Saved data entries
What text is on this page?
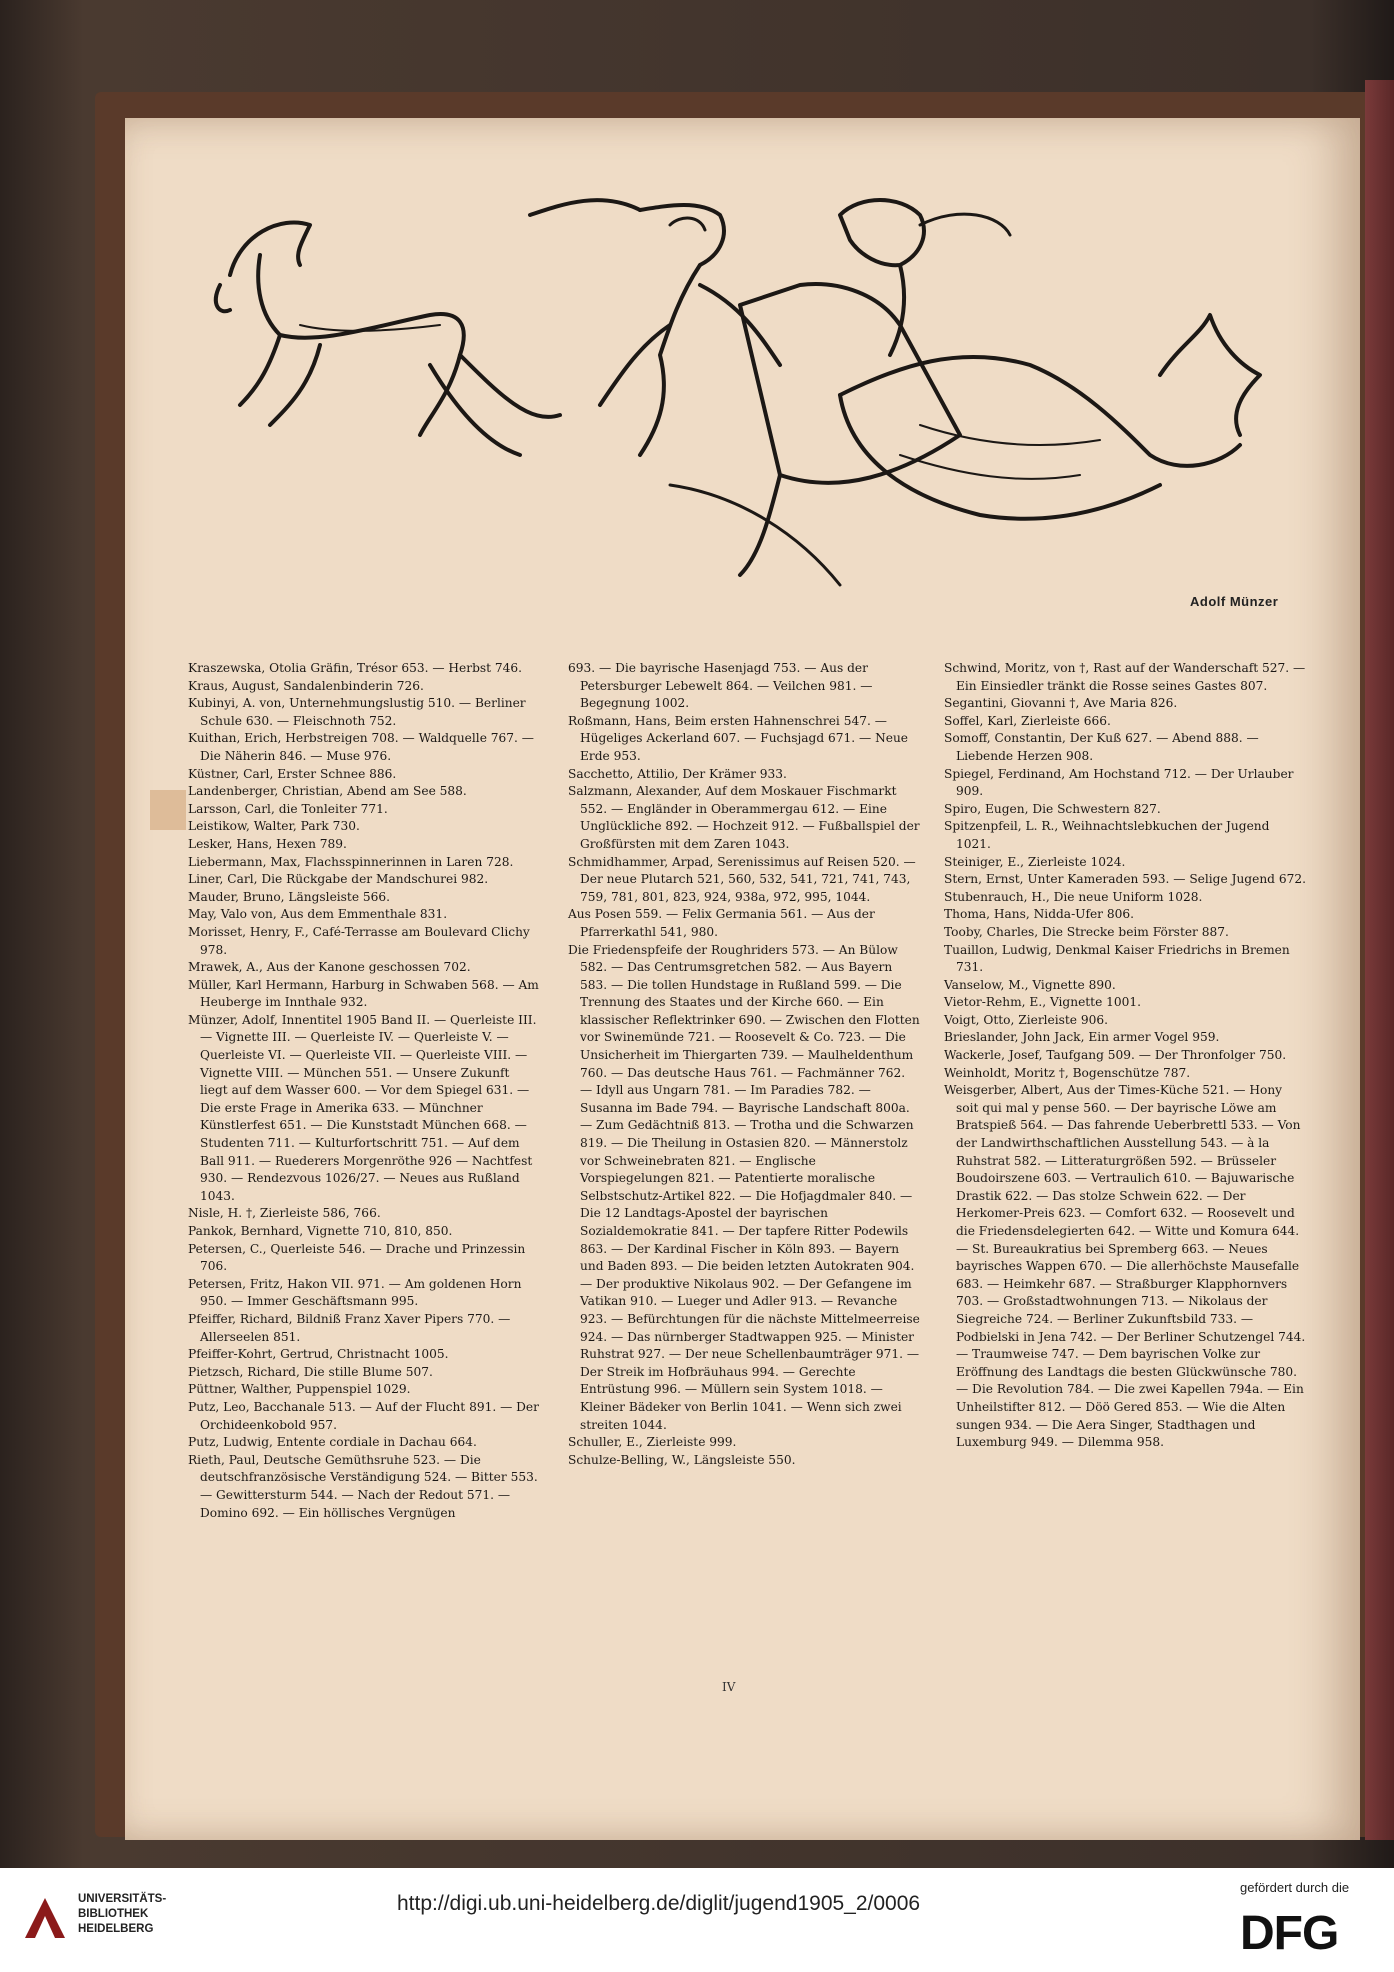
Adolf Münzer
Kraszewska, Otolia Gräfin, Trésor 653. — Herbst 746.
Kraus, August, Sandalenbinderin 726.
Kubinyi, A. von, Unternehmungslustig 510. — Berliner Schule 630. — Fleischnoth 752.
Kuithan, Erich, Herbstreigen 708. — Waldquelle 767. — Die Näherin 846. — Muse 976.
Küstner, Carl, Erster Schnee 886.
Landenberger, Christian, Abend am See 588.
Larsson, Carl, die Tonleiter 771.
Leistikow, Walter, Park 730.
Lesker, Hans, Hexen 789.
Liebermann, Max, Flachsspinnerinnen in Laren 728.
Liner, Carl, Die Rückgabe der Mandschurei 982.
Mauder, Bruno, Längsleiste 566.
May, Valo von, Aus dem Emmenthale 831.
Morisset, Henry, F., Café-Terrasse am Boulevard Clichy 978.
Mrawek, A., Aus der Kanone geschossen 702.
Müller, Karl Hermann, Harburg in Schwaben 568. — Am Heuberge im Innthale 932.
Münzer, Adolf, Innentitel 1905 Band II. — Querleiste III. — Vignette III. — Querleiste IV. — Querleiste V. — Querleiste VI. — Querleiste VII. — Querleiste VIII. — Vignette VIII. — München 551. — Unsere Zukunft liegt auf dem Wasser 600. — Vor dem Spiegel 631. — Die erste Frage in Amerika 633. — Münchner Künstlerfest 651. — Die Kunststadt München 668. — Studenten 711. — Kulturfortschritt 751. — Auf dem Ball 911. — Ruederers Morgenröthe 926 — Nachtfest 930. — Rendezvous 1026/27. — Neues aus Rußland 1043.
Nisle, H. †, Zierleiste 586, 766.
Pankok, Bernhard, Vignette 710, 810, 850.
Petersen, C., Querleiste 546. — Drache und Prinzessin 706.
Petersen, Fritz, Hakon VII. 971. — Am goldenen Horn 950. — Immer Geschäftsmann 995.
Pfeiffer, Richard, Bildniß Franz Xaver Pipers 770. — Allerseelen 851.
Pfeiffer-Kohrt, Gertrud, Christnacht 1005.
Pietzsch, Richard, Die stille Blume 507.
Püttner, Walther, Puppenspiel 1029.
Putz, Leo, Bacchanale 513. — Auf der Flucht 891. — Der Orchideenkobold 957.
Putz, Ludwig, Entente cordiale in Dachau 664.
Rieth, Paul, Deutsche Gemüthsruhe 523. — Die deutschfranzösische Verständigung 524. — Bitter 553. — Gewittersturm 544. — Nach der Redout 571. — Domino 692. — Ein höllisches Vergnügen
693. — Die bayrische Hasenjagd 753. — Aus der Petersburger Lebewelt 864. — Veilchen 981. — Begegnung 1002.
Roßmann, Hans, Beim ersten Hahnenschrei 547. — Hügeliges Ackerland 607. — Fuchsjagd 671. — Neue Erde 953.
Sacchetto, Attilio, Der Krämer 933.
Salzmann, Alexander, Auf dem Moskauer Fischmarkt 552. — Engländer in Oberammergau 612. — Eine Unglückliche 892. — Hochzeit 912. — Fußballspiel der Großfürsten mit dem Zaren 1043.
Schmidhammer, Arpad, Serenissimus auf Reisen 520. — Der neue Plutarch 521, 560, 532, 541, 721, 741, 743, 759, 781, 801, 823, 924, 938a, 972, 995, 1044.
Aus Posen 559. — Felix Germania 561. — Aus der Pfarrerkathl 541, 980.
Die Friedenspfeife der Roughriders 573. — An Bülow 582. — Das Centrumsgretchen 582. — Aus Bayern 583. — Die tollen Hundstage in Rußland 599. — Die Trennung des Staates und der Kirche 660. — Ein klassischer Reflektrinker 690. — Zwischen den Flotten vor Swinemünde 721. — Roosevelt & Co. 723. — Die Unsicherheit im Thiergarten 739. — Maulheldenthum 760. — Das deutsche Haus 761. — Fachmänner 762. — Idyll aus Ungarn 781. — Im Paradies 782. — Susanna im Bade 794. — Bayrische Landschaft 800a. — Zum Gedächtniß 813. — Trotha und die Schwarzen 819. — Die Theilung in Ostasien 820. — Männerstolz vor Schweinebraten 821. — Englische Vorspiegelungen 821. — Patentierte moralische Selbstschutz-Artikel 822. — Die Hofjagdmaler 840. — Die 12 Landtags-Apostel der bayrischen Sozialdemokratie 841. — Der tapfere Ritter Podewils 863. — Der Kardinal Fischer in Köln 893. — Bayern und Baden 893. — Die beiden letzten Autokraten 904. — Der produktive Nikolaus 902. — Der Gefangene im Vatikan 910. — Lueger und Adler 913. — Revanche 923. — Befürchtungen für die nächste Mittelmeerreise 924. — Das nürnberger Stadtwappen 925. — Minister Ruhstrat 927. — Der neue Schellenbaumträger 971. — Der Streik im Hofbräuhaus 994. — Gerechte Entrüstung 996. — Müllern sein System 1018. — Kleiner Bädeker von Berlin 1041. — Wenn sich zwei streiten 1044.
Schuller, E., Zierleiste 999.
Schulze-Belling, W., Längsleiste 550.
Schwind, Moritz, von †, Rast auf der Wanderschaft 527. — Ein Einsiedler tränkt die Rosse seines Gastes 807.
Segantini, Giovanni †, Ave Maria 826.
Soffel, Karl, Zierleiste 666.
Somoff, Constantin, Der Kuß 627. — Abend 888. — Liebende Herzen 908.
Spiegel, Ferdinand, Am Hochstand 712. — Der Urlauber 909.
Spiro, Eugen, Die Schwestern 827.
Spitzenpfeil, L. R., Weihnachtslebkuchen der Jugend 1021.
Steiniger, E., Zierleiste 1024.
Stern, Ernst, Unter Kameraden 593. — Selige Jugend 672.
Stubenrauch, H., Die neue Uniform 1028.
Thoma, Hans, Nidda-Ufer 806.
Tooby, Charles, Die Strecke beim Förster 887.
Tuaillon, Ludwig, Denkmal Kaiser Friedrichs in Bremen 731.
Vanselow, M., Vignette 890.
Vietor-Rehm, E., Vignette 1001.
Voigt, Otto, Zierleiste 906.
Brieslander, John Jack, Ein armer Vogel 959.
Wackerle, Josef, Taufgang 509. — Der Thronfolger 750.
Weinholdt, Moritz †, Bogenschütze 787.
Weisgerber, Albert, Aus der Times-Küche 521. — Hony soit qui mal y pense 560. — Der bayrische Löwe am Bratspieß 564. — Das fahrende Ueberbrettl 533. — Von der Landwirthschaftlichen Ausstellung 543. — à la Ruhstrat 582. — Litteraturgrößen 592. — Brüsseler Boudoirszene 603. — Vertraulich 610. — Bajuwarische Drastik 622. — Das stolze Schwein 622. — Der Herkomer-Preis 623. — Comfort 632. — Roosevelt und die Friedensdelegierten 642. — Witte und Komura 644. — St. Bureaukratius bei Spremberg 663. — Neues bayrisches Wappen 670. — Die allerhöchste Mausefalle 683. — Heimkehr 687. — Straßburger Klapphornvers 703. — Großstadtwohnungen 713. — Nikolaus der Siegreiche 724. — Berliner Zukunftsbild 733. — Podbielski in Jena 742. — Der Berliner Schutzengel 744. — Traumweise 747. — Dem bayrischen Volke zur Eröffnung des Landtags die besten Glückwünsche 780. — Die Revolution 784. — Die zwei Kapellen 794a. — Ein Unheilstifter 812. — Döö Gered 853. — Wie die Alten sungen 934. — Die Aera Singer, Stadthagen und Luxemburg 949. — Dilemma 958.
IV
UNIVERSITÄTS-
BIBLIOTHEK
HEIDELBERG
http://digi.ub.uni-heidelberg.de/diglit/jugend1905_2/0006
gefördert durch die
DFG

== EXERCISE DIRECTIONS ==
Pictures in the records must not appear in the copy; transcribe everything else precisely.

== EXERCISE SOLUTION ==
What text is on this page?
Adolf Münzer
Kraszewska, Otolia Gräfin, Trésor 653. — Herbst 746.
Kraus, August, Sandalenbinderin 726.
Kubinyi, A. von, Unternehmungslustig 510. — Berliner Schule 630. — Fleischnoth 752.
Kuithan, Erich, Herbstreigen 708. — Waldquelle 767. — Die Näherin 846. — Muse 976.
Küstner, Carl, Erster Schnee 886.
Landenberger, Christian, Abend am See 588.
Larsson, Carl, die Tonleiter 771.
Leistikow, Walter, Park 730.
Lesker, Hans, Hexen 789.
Liebermann, Max, Flachsspinnerinnen in Laren 728.
Liner, Carl, Die Rückgabe der Mandschurei 982.
Mauder, Bruno, Längsleiste 566.
May, Valo von, Aus dem Emmenthale 831.
Morisset, Henry, F., Café-Terrasse am Boulevard Clichy 978.
Mrawek, A., Aus der Kanone geschossen 702.
Müller, Karl Hermann, Harburg in Schwaben 568. — Am Heuberge im Innthale 932.
Münzer, Adolf, Innentitel 1905 Band II. — Querleiste III. — Vignette III. — Querleiste IV. — Querleiste V. — Querleiste VI. — Querleiste VII. — Querleiste VIII. — Vignette VIII. — München 551. — Unsere Zukunft liegt auf dem Wasser 600. — Vor dem Spiegel 631. — Die erste Frage in Amerika 633. — Münchner Künstlerfest 651. — Die Kunststadt München 668. — Studenten 711. — Kulturfortschritt 751. — Auf dem Ball 911. — Ruederers Morgenröthe 926 — Nachtfest 930. — Rendezvous 1026/27. — Neues aus Rußland 1043.
Nisle, H. †, Zierleiste 586, 766.
Pankok, Bernhard, Vignette 710, 810, 850.
Petersen, C., Querleiste 546. — Drache und Prinzessin 706.
Petersen, Fritz, Hakon VII. 971. — Am goldenen Horn 950. — Immer Geschäftsmann 995.
Pfeiffer, Richard, Bildniß Franz Xaver Pipers 770. — Allerseelen 851.
Pfeiffer-Kohrt, Gertrud, Christnacht 1005.
Pietzsch, Richard, Die stille Blume 507.
Püttner, Walther, Puppenspiel 1029.
Putz, Leo, Bacchanale 513. — Auf der Flucht 891. — Der Orchideenkobold 957.
Putz, Ludwig, Entente cordiale in Dachau 664.
Rieth, Paul, Deutsche Gemüthsruhe 523. — Die deutschfranzösische Verständigung 524. — Bitter 553. — Gewittersturm 544. — Nach der Redout 571. — Domino 692. — Ein höllisches Vergnügen
693. — Die bayrische Hasenjagd 753. — Aus der Petersburger Lebewelt 864. — Veilchen 981. — Begegnung 1002.
Roßmann, Hans, Beim ersten Hahnenschrei 547. — Hügeliges Ackerland 607. — Fuchsjagd 671. — Neue Erde 953.
Sacchetto, Attilio, Der Krämer 933.
Salzmann, Alexander, Auf dem Moskauer Fischmarkt 552. — Engländer in Oberammergau 612. — Eine Unglückliche 892. — Hochzeit 912. — Fußballspiel der Großfürsten mit dem Zaren 1043.
Schmidhammer, Arpad, Serenissimus auf Reisen 520. — Der neue Plutarch 521, 560, 532, 541, 721, 741, 743, 759, 781, 801, 823, 924, 938a, 972, 995, 1044.
Aus Posen 559. — Felix Germania 561. — Aus der Pfarrerkathl 541, 980.
Die Friedenspfeife der Roughriders 573. — An Bülow 582. — Das Centrumsgretchen 582. — Aus Bayern 583. — Die tollen Hundstage in Rußland 599. — Die Trennung des Staates und der Kirche 660. — Ein klassischer Reflektrinker 690. — Zwischen den Flotten vor Swinemünde 721. — Roosevelt & Co. 723. — Die Unsicherheit im Thiergarten 739. — Maulheldenthum 760. — Das deutsche Haus 761. — Fachmänner 762. — Idyll aus Ungarn 781. — Im Paradies 782. — Susanna im Bade 794. — Bayrische Landschaft 800a. — Zum Gedächtniß 813. — Trotha und die Schwarzen 819. — Die Theilung in Ostasien 820. — Männerstolz vor Schweinebraten 821. — Englische Vorspiegelungen 821. — Patentierte moralische Selbstschutz-Artikel 822. — Die Hofjagdmaler 840. — Die 12 Landtags-Apostel der bayrischen Sozialdemokratie 841. — Der tapfere Ritter Podewils 863. — Der Kardinal Fischer in Köln 893. — Bayern und Baden 893. — Die beiden letzten Autokraten 904. — Der produktive Nikolaus 902. — Der Gefangene im Vatikan 910. — Lueger und Adler 913. — Revanche 923. — Befürchtungen für die nächste Mittelmeerreise 924. — Das nürnberger Stadtwappen 925. — Minister Ruhstrat 927. — Der neue Schellenbaumträger 971. — Der Streik im Hofbräuhaus 994. — Gerechte Entrüstung 996. — Müllern sein System 1018. — Kleiner Bädeker von Berlin 1041. — Wenn sich zwei streiten 1044.
Schuller, E., Zierleiste 999.
Schulze-Belling, W., Längsleiste 550.
Schwind, Moritz, von †, Rast auf der Wanderschaft 527. — Ein Einsiedler tränkt die Rosse seines Gastes 807.
Segantini, Giovanni †, Ave Maria 826.
Soffel, Karl, Zierleiste 666.
Somoff, Constantin, Der Kuß 627. — Abend 888. — Liebende Herzen 908.
Spiegel, Ferdinand, Am Hochstand 712. — Der Urlauber 909.
Spiro, Eugen, Die Schwestern 827.
Spitzenpfeil, L. R., Weihnachtslebkuchen der Jugend 1021.
Steiniger, E., Zierleiste 1024.
Stern, Ernst, Unter Kameraden 593. — Selige Jugend 672.
Stubenrauch, H., Die neue Uniform 1028.
Thoma, Hans, Nidda-Ufer 806.
Tooby, Charles, Die Strecke beim Förster 887.
Tuaillon, Ludwig, Denkmal Kaiser Friedrichs in Bremen 731.
Vanselow, M., Vignette 890.
Vietor-Rehm, E., Vignette 1001.
Voigt, Otto, Zierleiste 906.
Brieslander, John Jack, Ein armer Vogel 959.
Wackerle, Josef, Taufgang 509. — Der Thronfolger 750.
Weinholdt, Moritz †, Bogenschütze 787.
Weisgerber, Albert, Aus der Times-Küche 521. — Hony soit qui mal y pense 560. — Der bayrische Löwe am Bratspieß 564. — Das fahrende Ueberbrettl 533. — Von der Landwirthschaftlichen Ausstellung 543. — à la Ruhstrat 582. — Litteraturgrößen 592. — Brüsseler Boudoirszene 603. — Vertraulich 610. — Bajuwarische Drastik 622. — Das stolze Schwein 622. — Der Herkomer-Preis 623. — Comfort 632. — Roosevelt und die Friedensdelegierten 642. — Witte und Komura 644. — St. Bureaukratius bei Spremberg 663. — Neues bayrisches Wappen 670. — Die allerhöchste Mausefalle 683. — Heimkehr 687. — Straßburger Klapphornvers 703. — Großstadtwohnungen 713. — Nikolaus der Siegreiche 724. — Berliner Zukunftsbild 733. — Podbielski in Jena 742. — Der Berliner Schutzengel 744. — Traumweise 747. — Dem bayrischen Volke zur Eröffnung des Landtags die besten Glückwünsche 780. — Die Revolution 784. — Die zwei Kapellen 794a. — Ein Unheilstifter 812. — Döö Gered 853. — Wie die Alten sungen 934. — Die Aera Singer, Stadthagen und Luxemburg 949. — Dilemma 958.
IV
UNIVERSITÄTS-
BIBLIOTHEK
HEIDELBERG
http://digi.ub.uni-heidelberg.de/diglit/jugend1905_2/0006
gefördert durch die
DFG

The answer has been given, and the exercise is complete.